-- Text block --

'''

The Meaning of a Mock Muffin
Is a vegan muffin a form of animal activism?
I ask this question because it seems that every other tweet that enters my cultivated Twittersphere is a celebratory shout-out for some new vegan food product. Vegan donuts! Vegan cookies! Vegan bean burgers at Wendy’s!!
How to interpret these products? Of course, they offer vegans more commercial options and, as we conventionally understand matters, having more commercial options is a good thing. Likewise, there’s always the possibility that a non-vegan will see the vegan option and think, “you know, I’ll have the more humane pancake today.”
But the idea that a deeper respect for animals will emerge from greater consumer choice seems like a flimsy prospect at best. I mean, the vast majority of natural food that currently exists is already vegan. Shouldn’t we be promoting the consumption of apples and carrots rather than vegan versions of crap food? Plus, isn’t there a danger here? What if your vegan muffin tastes like a hockey puck? You could be affirming more non-veganism than veganism.
That said, I’m thrilled by genuine vegan substitutes—rather than supplements—that enter the food system closer to the point of production. Think about what Josh Tetrick and Hampton Creek is doing. Rather than add a vegan product to a shelf already sagging with non-vegan options, he’s aiming (in part) to enter the ingredient stream at an earlier stage, ensuring that what makes it to the shelves did so because of cheaper vegan substitutes (pea plant eggs rather than real egg whites).

'''

-- What to work on --
a) In the mock muffin text, what does Hampton Creek use in place of real egg whites?
b) Rewrite the mock muffin text starting at "The Meaning of" and ending at "burgers at Wendy’s!!", with "social media feed" put in place of "Twittersphere".

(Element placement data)
'''

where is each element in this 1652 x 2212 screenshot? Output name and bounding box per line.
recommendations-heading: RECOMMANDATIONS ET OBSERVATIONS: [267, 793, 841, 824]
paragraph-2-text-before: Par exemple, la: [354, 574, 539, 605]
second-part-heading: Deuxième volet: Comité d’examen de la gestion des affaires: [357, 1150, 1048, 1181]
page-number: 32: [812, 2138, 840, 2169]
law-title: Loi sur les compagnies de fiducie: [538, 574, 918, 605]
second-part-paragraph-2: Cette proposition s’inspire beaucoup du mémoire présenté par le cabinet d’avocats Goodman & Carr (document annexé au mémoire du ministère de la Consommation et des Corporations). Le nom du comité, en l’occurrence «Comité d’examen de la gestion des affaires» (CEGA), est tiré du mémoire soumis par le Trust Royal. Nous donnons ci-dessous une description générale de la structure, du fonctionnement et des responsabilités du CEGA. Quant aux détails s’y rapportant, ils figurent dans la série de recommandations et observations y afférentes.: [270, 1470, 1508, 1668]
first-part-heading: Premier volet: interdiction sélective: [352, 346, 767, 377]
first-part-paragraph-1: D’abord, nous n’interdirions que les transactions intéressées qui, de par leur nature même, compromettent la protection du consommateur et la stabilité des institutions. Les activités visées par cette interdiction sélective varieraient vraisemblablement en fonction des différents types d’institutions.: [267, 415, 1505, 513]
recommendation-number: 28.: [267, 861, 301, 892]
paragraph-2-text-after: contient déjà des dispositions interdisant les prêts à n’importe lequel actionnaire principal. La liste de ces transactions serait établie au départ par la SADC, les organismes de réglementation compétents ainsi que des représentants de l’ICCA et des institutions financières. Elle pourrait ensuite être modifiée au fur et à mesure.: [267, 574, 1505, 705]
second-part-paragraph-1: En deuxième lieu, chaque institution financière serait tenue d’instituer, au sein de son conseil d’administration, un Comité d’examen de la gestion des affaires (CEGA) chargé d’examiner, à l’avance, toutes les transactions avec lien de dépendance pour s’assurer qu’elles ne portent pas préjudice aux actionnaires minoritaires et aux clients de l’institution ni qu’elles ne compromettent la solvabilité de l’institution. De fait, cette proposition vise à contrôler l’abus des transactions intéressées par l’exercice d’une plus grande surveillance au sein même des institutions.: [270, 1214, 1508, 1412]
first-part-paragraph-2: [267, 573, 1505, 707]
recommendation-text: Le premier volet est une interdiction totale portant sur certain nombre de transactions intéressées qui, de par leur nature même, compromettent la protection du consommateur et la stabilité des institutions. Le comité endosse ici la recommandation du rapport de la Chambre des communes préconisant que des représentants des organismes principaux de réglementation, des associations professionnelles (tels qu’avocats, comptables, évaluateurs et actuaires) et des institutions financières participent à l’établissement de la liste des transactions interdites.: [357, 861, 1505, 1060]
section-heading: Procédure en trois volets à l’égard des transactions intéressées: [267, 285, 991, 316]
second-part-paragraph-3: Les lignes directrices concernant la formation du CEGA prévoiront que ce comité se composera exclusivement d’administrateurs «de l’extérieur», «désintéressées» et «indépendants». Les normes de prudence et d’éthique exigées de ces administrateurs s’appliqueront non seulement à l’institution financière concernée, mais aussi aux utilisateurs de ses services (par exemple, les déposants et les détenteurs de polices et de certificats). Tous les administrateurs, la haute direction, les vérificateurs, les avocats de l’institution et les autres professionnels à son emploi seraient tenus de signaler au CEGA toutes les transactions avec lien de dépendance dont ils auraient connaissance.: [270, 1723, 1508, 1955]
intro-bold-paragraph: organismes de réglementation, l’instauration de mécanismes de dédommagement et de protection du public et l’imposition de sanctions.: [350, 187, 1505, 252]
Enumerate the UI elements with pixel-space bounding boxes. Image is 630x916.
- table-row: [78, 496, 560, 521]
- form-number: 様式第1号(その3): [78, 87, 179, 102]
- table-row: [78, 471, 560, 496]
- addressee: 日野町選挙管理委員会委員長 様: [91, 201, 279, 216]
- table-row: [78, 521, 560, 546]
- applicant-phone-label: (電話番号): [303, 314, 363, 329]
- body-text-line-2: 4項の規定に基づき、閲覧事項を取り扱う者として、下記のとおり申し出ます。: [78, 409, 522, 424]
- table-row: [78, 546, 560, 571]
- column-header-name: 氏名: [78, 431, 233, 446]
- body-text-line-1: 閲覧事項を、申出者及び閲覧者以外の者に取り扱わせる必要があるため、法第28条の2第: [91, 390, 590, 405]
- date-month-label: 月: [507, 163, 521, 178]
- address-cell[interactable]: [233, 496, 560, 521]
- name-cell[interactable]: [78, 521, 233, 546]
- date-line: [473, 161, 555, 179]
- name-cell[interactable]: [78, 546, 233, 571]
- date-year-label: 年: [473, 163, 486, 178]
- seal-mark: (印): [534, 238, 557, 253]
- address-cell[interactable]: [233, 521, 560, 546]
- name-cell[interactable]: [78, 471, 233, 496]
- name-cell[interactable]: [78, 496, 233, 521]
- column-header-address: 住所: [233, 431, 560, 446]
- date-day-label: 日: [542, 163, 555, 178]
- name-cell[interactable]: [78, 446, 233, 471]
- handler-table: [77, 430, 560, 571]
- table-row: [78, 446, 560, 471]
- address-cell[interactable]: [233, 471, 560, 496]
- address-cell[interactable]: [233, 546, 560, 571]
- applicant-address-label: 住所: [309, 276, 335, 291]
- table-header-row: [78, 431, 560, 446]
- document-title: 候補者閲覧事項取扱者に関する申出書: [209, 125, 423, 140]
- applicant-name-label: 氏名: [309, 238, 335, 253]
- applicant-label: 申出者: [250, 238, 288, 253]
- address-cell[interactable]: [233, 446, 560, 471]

'''

-- Answers for the tasks --
a) Pea plant eggs.

b)
The Meaning of a Mock Muffin
Is a vegan muffin a form of animal activism?
I ask this question because it seems that every other tweet that enters my cultivated social media feed is a celebratory shout-out for some new vegan food product. Vegan donuts! Vegan cookies! Vegan bean burgers at Wendy’s!!